Written task: Pull out every line in the data that has the string "Output" in it.

Records to process:
══════════════════════════════

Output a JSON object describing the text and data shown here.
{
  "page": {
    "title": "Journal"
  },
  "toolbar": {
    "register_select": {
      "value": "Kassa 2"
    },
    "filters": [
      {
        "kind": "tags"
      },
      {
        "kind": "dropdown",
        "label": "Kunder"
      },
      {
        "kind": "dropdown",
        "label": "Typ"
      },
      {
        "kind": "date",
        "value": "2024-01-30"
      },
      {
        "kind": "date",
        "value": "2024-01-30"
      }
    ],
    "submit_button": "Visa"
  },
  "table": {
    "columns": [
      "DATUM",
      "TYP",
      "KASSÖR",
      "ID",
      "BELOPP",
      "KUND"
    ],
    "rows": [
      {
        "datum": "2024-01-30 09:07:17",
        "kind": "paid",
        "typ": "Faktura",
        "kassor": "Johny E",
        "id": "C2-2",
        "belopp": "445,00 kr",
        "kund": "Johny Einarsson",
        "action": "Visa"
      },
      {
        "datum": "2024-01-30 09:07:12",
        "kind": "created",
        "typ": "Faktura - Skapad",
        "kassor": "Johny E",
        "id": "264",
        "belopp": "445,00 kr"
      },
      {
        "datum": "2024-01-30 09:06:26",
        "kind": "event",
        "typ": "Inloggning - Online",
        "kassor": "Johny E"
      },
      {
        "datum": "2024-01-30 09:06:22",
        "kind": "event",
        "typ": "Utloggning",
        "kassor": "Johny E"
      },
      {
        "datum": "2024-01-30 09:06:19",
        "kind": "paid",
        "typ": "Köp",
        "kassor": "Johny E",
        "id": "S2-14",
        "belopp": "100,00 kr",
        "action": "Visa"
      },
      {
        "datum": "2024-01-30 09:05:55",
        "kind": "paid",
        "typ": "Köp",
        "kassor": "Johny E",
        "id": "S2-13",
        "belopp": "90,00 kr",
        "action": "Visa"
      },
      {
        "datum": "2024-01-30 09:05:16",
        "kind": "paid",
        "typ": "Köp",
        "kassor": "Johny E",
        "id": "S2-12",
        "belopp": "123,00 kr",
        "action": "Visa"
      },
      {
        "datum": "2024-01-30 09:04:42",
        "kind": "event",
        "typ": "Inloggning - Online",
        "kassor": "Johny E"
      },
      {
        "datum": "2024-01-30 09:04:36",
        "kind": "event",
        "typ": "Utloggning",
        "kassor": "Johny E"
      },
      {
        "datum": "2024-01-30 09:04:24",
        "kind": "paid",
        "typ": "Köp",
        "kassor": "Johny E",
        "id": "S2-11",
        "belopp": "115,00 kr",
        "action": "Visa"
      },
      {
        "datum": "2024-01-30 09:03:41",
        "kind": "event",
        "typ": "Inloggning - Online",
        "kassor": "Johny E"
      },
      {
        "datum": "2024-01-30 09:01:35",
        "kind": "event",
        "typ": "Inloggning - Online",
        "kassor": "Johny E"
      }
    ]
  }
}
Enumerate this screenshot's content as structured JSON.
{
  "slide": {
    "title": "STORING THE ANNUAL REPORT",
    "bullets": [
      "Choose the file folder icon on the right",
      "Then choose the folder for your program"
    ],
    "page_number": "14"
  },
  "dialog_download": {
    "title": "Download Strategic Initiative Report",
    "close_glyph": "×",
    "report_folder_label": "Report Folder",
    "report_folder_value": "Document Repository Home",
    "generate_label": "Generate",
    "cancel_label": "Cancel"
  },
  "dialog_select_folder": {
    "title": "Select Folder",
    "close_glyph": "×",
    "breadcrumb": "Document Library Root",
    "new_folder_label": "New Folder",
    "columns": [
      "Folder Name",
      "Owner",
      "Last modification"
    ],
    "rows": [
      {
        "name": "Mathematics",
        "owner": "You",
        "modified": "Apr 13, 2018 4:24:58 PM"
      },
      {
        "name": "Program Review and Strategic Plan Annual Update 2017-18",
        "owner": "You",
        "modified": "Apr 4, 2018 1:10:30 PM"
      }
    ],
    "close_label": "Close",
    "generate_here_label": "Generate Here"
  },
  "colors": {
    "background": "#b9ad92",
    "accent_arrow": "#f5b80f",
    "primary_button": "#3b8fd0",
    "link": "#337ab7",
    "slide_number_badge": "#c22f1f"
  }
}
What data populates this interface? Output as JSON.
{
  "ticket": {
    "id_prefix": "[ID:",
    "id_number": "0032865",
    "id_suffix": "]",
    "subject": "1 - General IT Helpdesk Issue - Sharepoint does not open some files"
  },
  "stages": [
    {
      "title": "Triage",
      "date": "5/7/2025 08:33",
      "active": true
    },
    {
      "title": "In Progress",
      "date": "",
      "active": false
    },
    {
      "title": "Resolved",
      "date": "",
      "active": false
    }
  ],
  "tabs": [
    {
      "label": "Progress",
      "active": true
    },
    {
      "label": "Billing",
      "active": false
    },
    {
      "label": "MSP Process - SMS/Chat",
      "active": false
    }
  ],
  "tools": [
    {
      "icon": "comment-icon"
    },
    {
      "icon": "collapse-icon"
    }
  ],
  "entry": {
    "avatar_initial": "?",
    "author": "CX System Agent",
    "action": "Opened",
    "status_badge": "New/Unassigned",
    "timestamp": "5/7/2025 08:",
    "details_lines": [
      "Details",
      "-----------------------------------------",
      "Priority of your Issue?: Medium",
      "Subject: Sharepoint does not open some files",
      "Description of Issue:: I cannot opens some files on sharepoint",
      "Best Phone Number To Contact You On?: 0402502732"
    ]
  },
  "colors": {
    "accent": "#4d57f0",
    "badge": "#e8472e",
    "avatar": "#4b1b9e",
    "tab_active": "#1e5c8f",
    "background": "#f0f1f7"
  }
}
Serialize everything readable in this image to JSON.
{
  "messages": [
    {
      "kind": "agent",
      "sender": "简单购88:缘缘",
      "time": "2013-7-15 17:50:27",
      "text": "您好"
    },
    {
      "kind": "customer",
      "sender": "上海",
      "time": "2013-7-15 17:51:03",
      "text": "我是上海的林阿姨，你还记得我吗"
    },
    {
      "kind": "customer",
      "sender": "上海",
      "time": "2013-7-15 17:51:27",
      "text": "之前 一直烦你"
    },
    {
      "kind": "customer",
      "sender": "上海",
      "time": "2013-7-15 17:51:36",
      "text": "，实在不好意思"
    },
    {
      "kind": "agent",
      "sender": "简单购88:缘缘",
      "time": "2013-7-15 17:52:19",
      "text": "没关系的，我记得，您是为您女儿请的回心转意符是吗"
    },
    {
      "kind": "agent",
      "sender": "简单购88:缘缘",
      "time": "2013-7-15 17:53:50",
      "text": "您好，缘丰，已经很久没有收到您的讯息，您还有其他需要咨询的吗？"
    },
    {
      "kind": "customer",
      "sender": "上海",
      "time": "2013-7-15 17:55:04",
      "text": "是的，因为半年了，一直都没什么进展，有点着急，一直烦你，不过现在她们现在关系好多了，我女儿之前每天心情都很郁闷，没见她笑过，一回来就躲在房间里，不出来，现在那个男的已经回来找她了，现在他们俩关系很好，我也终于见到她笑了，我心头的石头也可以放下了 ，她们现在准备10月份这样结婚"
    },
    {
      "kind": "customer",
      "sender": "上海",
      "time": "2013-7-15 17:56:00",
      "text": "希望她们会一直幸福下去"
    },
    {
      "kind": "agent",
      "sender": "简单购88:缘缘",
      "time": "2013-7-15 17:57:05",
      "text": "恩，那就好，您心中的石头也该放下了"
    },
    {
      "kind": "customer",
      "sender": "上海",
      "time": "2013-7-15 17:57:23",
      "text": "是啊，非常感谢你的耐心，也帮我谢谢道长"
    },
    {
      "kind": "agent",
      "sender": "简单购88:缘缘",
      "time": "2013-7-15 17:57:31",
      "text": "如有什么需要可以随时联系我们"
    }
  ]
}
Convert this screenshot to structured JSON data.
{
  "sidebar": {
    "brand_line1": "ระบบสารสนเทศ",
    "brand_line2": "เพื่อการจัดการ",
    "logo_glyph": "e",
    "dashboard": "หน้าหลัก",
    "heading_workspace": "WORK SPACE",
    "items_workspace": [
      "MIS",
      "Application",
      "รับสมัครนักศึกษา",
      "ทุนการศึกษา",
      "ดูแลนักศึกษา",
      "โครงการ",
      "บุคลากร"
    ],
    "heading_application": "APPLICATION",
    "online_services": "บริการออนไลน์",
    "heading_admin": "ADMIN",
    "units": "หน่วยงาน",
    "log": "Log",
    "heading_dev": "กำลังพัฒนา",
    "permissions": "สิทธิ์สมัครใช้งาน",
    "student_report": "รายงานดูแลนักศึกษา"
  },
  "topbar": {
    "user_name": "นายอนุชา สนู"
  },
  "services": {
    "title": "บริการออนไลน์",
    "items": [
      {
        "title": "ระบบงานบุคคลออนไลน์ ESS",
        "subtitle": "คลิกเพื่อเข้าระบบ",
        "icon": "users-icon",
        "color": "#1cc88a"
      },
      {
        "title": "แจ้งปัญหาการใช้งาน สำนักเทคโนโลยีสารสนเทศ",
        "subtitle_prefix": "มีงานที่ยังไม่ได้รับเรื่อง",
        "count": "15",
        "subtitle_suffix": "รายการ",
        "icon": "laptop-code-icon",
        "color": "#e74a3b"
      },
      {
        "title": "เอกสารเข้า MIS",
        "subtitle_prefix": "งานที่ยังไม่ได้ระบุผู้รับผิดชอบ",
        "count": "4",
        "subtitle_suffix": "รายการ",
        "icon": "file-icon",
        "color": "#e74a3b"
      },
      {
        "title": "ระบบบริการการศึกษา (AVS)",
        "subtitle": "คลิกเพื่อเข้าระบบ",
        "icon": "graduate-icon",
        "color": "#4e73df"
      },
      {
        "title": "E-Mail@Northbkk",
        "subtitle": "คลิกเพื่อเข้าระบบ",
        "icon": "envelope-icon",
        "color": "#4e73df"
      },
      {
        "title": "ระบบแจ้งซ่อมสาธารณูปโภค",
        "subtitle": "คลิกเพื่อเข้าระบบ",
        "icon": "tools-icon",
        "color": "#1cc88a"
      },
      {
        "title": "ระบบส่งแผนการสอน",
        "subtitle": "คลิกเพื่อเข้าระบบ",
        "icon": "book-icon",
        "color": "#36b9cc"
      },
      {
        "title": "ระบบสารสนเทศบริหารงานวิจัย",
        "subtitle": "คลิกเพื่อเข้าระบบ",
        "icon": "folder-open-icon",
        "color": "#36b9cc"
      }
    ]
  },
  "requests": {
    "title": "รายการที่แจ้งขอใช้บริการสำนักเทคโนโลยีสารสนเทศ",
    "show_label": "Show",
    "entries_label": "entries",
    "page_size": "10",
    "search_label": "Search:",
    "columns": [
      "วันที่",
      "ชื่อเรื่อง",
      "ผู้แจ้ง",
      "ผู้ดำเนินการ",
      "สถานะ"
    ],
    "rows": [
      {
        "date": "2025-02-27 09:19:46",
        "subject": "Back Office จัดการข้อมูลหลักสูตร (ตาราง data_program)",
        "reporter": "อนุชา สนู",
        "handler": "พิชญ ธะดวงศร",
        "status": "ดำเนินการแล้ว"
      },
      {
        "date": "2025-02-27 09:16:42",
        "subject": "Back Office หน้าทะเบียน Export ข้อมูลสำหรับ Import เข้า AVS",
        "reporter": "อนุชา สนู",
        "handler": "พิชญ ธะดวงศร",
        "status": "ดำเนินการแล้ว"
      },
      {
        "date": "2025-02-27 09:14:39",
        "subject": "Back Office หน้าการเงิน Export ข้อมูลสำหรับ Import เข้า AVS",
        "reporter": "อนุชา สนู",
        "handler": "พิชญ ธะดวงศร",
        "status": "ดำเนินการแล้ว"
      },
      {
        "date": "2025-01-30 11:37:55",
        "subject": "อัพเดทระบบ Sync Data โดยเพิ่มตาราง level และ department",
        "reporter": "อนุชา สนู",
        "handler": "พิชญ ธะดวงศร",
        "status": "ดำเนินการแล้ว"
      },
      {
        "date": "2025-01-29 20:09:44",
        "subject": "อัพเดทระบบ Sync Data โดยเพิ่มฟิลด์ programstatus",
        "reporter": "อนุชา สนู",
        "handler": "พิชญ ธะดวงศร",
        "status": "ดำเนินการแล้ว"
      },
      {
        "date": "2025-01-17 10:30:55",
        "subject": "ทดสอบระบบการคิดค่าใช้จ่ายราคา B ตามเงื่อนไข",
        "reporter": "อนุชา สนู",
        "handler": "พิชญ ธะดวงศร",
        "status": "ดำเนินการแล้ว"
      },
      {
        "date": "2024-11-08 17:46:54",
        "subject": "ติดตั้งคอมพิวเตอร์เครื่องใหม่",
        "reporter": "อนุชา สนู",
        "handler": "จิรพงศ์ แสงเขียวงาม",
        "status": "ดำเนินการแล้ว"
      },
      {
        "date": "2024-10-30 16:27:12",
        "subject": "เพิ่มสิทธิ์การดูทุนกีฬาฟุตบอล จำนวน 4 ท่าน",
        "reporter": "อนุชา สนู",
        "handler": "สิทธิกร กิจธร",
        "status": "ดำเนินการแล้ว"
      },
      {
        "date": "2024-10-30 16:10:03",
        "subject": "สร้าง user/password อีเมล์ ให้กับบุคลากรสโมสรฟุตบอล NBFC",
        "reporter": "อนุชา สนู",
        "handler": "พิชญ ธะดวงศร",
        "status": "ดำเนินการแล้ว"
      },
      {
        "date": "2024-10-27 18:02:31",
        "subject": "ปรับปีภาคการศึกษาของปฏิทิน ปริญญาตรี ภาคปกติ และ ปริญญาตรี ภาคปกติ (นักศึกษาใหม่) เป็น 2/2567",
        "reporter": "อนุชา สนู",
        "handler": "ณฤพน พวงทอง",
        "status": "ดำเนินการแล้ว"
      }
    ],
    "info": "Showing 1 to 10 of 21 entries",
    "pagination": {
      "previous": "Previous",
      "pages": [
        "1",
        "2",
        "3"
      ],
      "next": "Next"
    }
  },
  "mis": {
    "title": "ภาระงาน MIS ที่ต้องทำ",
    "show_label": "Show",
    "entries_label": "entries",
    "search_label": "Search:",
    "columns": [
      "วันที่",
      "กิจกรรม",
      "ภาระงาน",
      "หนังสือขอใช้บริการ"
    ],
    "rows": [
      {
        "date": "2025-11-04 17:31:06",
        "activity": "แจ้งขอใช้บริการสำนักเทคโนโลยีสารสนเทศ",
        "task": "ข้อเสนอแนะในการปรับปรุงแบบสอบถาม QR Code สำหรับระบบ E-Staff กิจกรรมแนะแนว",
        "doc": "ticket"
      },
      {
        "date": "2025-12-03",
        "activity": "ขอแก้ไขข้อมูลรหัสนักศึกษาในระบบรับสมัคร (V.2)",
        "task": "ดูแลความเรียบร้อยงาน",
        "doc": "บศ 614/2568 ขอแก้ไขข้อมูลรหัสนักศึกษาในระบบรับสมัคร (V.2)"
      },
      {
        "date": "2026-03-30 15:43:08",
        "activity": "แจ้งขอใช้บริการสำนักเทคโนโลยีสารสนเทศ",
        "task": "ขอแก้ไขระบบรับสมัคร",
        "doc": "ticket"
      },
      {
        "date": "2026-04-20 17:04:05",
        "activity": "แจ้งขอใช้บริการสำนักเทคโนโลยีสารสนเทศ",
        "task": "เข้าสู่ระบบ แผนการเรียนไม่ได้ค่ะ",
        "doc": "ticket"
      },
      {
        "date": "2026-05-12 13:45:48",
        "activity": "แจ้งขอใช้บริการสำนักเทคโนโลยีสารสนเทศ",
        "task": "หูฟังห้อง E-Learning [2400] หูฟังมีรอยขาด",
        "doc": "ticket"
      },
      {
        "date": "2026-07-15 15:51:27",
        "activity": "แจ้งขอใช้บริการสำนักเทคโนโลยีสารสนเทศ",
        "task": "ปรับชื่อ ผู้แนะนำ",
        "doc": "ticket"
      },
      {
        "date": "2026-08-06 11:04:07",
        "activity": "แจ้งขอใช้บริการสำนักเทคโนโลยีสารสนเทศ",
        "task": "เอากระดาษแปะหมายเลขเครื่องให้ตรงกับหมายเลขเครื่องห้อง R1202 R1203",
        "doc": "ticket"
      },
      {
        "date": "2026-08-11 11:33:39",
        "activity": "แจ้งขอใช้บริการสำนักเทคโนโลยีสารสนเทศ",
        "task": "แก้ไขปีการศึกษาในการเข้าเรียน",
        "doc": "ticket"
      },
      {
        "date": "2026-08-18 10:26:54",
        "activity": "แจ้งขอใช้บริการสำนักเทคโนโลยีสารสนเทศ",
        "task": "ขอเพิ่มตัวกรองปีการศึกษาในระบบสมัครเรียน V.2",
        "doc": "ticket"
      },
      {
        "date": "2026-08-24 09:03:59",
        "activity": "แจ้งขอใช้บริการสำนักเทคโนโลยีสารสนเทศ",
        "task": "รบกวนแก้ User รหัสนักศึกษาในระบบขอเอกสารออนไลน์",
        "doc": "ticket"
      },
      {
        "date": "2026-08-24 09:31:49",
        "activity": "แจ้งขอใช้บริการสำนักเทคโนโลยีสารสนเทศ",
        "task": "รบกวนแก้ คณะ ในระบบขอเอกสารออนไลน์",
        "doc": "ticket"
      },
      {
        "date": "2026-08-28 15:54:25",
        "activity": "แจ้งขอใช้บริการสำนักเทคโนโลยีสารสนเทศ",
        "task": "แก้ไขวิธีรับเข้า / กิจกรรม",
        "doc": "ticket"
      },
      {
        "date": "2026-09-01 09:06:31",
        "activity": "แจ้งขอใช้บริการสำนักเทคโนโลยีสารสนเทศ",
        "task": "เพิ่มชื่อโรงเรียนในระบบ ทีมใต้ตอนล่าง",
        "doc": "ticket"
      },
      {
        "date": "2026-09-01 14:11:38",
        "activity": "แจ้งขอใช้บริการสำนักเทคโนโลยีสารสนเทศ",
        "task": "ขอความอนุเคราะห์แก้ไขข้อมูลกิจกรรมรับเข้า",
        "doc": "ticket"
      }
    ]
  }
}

══════════════════════════════

Solution:
Output a JSON object describing the text and data shown here.
What data populates this interface? Output as JSON.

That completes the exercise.